*WRITTEN INSTRUCTION*
Rewrite the listing below, replacing "legend-label" with "legend-entry" and leaving everything else unchanged.

*TASK INPUTS*

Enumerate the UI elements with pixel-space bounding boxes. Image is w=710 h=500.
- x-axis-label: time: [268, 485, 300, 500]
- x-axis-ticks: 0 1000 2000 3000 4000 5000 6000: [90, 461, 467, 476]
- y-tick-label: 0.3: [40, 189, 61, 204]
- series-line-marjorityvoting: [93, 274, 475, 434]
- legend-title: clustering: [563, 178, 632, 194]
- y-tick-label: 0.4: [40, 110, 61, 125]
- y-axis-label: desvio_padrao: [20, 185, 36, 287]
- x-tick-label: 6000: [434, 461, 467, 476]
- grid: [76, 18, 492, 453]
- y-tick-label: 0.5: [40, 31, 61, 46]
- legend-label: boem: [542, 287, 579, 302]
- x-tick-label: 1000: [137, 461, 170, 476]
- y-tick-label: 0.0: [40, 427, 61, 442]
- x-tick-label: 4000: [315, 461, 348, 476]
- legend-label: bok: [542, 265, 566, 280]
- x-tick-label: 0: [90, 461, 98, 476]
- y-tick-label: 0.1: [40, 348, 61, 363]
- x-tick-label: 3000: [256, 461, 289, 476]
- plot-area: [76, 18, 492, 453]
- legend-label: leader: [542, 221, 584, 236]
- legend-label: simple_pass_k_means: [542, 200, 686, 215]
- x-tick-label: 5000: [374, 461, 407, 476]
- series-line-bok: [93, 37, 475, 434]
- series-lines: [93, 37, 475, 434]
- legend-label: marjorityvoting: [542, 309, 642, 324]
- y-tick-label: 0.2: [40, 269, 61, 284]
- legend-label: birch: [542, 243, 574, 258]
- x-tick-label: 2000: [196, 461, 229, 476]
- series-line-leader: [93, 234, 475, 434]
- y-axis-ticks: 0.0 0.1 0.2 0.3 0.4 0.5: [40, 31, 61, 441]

*RESPONSE TO THIS EXERCISE*
Enumerate the UI elements with pixel-space bounding boxes. Image is w=710 h=500.
- x-axis-label: time: [268, 485, 300, 500]
- x-axis-ticks: 0 1000 2000 3000 4000 5000 6000: [90, 461, 467, 476]
- y-tick-label: 0.3: [40, 189, 61, 204]
- series-line-marjorityvoting: [93, 274, 475, 434]
- legend-title: clustering: [563, 178, 632, 194]
- y-tick-label: 0.4: [40, 110, 61, 125]
- y-axis-label: desvio_padrao: [20, 185, 36, 287]
- x-tick-label: 6000: [434, 461, 467, 476]
- grid: [76, 18, 492, 453]
- y-tick-label: 0.5: [40, 31, 61, 46]
- legend-entry: boem: [542, 287, 579, 302]
- x-tick-label: 1000: [137, 461, 170, 476]
- y-tick-label: 0.0: [40, 427, 61, 442]
- x-tick-label: 4000: [315, 461, 348, 476]
- legend-entry: bok: [542, 265, 566, 280]
- x-tick-label: 0: [90, 461, 98, 476]
- y-tick-label: 0.1: [40, 348, 61, 363]
- x-tick-label: 3000: [256, 461, 289, 476]
- plot-area: [76, 18, 492, 453]
- legend-entry: leader: [542, 221, 584, 236]
- legend-entry: simple_pass_k_means: [542, 200, 686, 215]
- x-tick-label: 5000: [374, 461, 407, 476]
- series-line-bok: [93, 37, 475, 434]
- series-lines: [93, 37, 475, 434]
- legend-entry: marjorityvoting: [542, 309, 642, 324]
- y-tick-label: 0.2: [40, 269, 61, 284]
- legend-entry: birch: [542, 243, 574, 258]
- x-tick-label: 2000: [196, 461, 229, 476]
- series-line-leader: [93, 234, 475, 434]
- y-axis-ticks: 0.0 0.1 0.2 0.3 0.4 0.5: [40, 31, 61, 441]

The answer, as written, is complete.